Stated task
Lift out each line of the data that holds "sublabel".

-- start of Data shown --

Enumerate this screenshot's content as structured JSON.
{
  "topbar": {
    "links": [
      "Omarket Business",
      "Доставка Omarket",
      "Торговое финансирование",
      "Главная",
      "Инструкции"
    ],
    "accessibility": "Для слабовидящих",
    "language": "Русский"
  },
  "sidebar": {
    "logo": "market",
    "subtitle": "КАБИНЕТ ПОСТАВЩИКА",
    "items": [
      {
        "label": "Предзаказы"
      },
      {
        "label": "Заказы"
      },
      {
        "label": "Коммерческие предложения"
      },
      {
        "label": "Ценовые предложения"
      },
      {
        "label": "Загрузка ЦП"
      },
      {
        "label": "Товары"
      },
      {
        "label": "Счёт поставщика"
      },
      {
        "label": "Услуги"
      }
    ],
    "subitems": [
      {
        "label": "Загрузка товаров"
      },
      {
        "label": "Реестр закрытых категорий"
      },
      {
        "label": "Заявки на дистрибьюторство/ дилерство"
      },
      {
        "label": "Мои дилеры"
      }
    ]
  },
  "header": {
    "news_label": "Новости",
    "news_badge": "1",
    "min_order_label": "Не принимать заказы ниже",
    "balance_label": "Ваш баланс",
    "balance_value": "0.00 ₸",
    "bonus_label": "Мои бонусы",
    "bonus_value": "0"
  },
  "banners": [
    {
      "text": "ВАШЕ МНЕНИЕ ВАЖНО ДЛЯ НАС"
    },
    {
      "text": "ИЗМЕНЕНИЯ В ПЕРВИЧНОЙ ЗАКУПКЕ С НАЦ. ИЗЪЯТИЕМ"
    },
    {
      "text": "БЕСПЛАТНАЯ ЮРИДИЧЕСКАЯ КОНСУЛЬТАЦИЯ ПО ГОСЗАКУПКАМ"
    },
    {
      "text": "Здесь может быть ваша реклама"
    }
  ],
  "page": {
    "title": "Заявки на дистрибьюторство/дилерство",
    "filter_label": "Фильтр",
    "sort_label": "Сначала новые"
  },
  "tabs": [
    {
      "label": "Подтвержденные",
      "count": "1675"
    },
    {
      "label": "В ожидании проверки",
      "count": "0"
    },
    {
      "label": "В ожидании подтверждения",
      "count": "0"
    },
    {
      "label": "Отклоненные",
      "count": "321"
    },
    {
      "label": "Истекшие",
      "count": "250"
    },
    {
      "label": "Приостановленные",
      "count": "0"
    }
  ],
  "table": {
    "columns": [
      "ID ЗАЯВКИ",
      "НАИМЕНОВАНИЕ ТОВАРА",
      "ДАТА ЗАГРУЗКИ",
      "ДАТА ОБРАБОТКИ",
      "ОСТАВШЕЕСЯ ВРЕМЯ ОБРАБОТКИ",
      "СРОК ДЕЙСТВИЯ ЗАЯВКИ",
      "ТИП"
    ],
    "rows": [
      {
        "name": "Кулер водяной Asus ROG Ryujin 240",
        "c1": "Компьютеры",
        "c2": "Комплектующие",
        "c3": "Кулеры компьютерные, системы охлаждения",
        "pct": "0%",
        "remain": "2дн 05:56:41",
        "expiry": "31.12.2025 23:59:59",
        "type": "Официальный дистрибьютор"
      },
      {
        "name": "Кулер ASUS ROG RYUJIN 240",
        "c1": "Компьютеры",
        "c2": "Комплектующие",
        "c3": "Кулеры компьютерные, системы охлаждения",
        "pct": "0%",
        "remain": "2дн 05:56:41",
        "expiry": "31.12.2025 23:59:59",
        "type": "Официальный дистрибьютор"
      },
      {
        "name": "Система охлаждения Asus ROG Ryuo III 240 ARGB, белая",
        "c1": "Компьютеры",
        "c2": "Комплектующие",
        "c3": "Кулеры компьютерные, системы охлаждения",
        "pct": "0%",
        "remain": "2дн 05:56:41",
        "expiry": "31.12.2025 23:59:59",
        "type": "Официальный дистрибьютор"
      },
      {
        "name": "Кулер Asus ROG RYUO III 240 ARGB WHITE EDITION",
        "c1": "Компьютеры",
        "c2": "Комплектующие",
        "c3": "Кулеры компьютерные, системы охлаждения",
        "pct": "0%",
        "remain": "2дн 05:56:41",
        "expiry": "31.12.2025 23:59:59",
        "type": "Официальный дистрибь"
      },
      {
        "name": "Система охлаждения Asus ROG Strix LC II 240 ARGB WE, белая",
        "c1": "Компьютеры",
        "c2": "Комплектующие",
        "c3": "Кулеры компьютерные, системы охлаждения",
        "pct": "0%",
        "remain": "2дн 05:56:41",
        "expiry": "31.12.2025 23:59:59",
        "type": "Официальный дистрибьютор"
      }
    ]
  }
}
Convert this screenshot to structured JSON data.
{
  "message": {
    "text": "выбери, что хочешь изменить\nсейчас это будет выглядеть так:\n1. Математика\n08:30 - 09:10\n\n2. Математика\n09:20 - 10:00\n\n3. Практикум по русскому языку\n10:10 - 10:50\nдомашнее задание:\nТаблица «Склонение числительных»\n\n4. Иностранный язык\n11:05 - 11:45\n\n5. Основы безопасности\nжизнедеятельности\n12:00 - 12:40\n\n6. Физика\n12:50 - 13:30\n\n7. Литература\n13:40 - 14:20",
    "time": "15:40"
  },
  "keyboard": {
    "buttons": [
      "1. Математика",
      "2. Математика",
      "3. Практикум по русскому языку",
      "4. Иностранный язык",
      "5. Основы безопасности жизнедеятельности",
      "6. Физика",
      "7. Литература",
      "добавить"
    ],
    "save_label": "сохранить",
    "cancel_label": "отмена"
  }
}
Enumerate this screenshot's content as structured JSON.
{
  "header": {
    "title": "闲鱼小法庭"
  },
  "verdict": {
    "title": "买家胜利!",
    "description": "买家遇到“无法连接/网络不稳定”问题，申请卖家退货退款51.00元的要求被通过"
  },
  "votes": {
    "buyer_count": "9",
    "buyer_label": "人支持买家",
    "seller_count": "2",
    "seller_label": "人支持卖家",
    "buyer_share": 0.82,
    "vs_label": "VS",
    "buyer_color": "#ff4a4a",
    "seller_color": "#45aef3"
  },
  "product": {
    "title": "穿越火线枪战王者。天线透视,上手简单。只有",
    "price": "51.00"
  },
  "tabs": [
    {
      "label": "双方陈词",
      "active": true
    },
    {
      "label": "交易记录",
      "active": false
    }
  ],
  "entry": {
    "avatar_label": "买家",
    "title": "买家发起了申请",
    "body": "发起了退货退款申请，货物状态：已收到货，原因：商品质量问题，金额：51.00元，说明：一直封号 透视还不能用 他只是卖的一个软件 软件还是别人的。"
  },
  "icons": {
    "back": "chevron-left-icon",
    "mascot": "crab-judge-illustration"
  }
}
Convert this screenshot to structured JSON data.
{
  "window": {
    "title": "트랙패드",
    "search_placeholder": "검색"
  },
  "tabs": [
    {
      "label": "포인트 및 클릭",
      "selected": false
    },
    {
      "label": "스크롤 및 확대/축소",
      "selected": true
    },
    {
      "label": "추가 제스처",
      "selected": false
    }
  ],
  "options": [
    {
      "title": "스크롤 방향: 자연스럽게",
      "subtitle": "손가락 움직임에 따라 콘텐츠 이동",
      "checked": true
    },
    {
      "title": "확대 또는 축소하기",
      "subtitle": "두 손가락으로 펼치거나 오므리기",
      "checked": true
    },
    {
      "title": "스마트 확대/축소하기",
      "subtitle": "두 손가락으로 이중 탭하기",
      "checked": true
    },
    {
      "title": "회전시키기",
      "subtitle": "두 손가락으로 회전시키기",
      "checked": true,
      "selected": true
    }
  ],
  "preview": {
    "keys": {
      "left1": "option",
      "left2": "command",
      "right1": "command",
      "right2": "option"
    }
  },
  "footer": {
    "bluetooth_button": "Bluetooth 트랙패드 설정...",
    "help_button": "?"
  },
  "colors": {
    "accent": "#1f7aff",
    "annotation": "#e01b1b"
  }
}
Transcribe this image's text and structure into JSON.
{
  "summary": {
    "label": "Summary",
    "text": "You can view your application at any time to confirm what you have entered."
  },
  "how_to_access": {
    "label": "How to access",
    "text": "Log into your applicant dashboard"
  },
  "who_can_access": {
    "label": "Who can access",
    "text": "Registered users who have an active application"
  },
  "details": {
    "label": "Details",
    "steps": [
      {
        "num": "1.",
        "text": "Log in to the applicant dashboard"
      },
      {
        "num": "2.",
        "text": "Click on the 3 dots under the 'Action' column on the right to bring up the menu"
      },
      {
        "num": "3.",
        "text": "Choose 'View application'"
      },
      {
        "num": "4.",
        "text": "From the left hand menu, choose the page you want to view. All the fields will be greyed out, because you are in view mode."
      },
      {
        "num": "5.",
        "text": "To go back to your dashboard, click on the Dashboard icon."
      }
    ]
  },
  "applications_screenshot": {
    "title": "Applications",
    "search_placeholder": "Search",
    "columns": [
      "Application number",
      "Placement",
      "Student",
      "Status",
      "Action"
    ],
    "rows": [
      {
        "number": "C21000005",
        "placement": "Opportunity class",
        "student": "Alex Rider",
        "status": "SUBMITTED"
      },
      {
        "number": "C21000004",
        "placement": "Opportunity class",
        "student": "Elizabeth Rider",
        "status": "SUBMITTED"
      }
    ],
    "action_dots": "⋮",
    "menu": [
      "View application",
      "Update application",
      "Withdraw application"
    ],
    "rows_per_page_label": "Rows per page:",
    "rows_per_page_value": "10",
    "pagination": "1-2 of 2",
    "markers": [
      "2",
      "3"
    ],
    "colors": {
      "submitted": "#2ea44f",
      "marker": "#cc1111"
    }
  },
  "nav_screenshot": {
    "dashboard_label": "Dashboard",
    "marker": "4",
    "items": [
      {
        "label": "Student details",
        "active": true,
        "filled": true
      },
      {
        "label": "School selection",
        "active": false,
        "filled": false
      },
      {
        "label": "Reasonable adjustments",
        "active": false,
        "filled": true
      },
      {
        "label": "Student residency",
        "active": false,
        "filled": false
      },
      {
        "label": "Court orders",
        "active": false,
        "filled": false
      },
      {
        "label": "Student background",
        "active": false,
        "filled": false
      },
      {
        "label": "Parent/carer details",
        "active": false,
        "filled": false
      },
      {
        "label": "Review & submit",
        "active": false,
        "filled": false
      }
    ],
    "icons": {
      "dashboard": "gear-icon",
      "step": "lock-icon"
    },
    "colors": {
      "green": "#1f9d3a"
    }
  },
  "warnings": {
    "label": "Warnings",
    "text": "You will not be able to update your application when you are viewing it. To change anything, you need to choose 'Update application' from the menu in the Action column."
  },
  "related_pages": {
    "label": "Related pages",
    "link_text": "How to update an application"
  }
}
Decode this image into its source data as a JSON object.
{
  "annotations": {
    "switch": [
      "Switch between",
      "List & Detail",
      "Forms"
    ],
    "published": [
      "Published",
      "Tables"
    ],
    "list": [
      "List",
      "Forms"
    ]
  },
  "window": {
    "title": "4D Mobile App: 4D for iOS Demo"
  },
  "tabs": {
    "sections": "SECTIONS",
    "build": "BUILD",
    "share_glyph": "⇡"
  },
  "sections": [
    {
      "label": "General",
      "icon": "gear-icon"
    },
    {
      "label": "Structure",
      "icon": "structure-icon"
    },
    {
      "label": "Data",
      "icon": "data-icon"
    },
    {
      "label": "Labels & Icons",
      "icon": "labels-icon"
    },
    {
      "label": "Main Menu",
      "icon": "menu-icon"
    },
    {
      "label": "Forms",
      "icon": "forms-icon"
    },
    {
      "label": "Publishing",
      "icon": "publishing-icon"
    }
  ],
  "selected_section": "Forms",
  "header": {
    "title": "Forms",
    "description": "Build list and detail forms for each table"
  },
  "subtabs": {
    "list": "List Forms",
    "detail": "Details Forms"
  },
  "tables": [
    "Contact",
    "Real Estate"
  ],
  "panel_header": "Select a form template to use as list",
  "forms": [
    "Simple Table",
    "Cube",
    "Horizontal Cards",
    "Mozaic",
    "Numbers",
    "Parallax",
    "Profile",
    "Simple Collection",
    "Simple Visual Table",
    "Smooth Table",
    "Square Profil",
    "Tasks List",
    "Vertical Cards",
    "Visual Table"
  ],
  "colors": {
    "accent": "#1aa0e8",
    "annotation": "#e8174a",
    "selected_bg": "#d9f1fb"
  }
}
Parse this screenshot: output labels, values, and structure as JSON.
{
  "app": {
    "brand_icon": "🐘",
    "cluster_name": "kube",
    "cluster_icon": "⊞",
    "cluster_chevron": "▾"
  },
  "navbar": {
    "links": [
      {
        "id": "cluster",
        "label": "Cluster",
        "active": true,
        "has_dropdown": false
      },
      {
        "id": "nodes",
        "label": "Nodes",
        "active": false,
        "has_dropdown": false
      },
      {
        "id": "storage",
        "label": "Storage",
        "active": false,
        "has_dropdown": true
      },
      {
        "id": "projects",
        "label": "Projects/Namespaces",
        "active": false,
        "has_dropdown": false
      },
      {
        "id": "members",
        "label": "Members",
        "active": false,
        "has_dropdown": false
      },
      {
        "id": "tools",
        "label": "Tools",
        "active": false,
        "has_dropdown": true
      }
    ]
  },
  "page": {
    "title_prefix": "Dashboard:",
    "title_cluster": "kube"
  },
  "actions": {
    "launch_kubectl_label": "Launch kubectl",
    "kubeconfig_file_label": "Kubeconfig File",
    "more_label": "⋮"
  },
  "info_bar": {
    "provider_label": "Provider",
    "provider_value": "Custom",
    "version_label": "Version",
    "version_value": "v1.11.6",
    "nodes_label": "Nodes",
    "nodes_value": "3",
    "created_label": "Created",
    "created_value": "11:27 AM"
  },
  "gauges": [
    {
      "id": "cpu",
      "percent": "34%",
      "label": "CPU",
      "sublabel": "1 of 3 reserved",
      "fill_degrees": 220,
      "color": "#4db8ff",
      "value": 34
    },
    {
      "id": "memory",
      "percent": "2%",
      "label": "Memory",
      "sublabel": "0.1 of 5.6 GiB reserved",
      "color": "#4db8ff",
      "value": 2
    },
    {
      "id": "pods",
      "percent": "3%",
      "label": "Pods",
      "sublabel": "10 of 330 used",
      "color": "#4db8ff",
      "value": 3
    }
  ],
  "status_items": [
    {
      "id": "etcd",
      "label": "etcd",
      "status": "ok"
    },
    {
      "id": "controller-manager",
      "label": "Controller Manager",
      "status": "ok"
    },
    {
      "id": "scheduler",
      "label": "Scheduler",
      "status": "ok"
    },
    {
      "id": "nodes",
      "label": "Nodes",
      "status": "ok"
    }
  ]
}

-- end of Data shown --

Result below
      "sublabel": "1 of 3 reserved",
      "sublabel": "0.1 of 5.6 GiB reserved",
      "sublabel": "10 of 330 used",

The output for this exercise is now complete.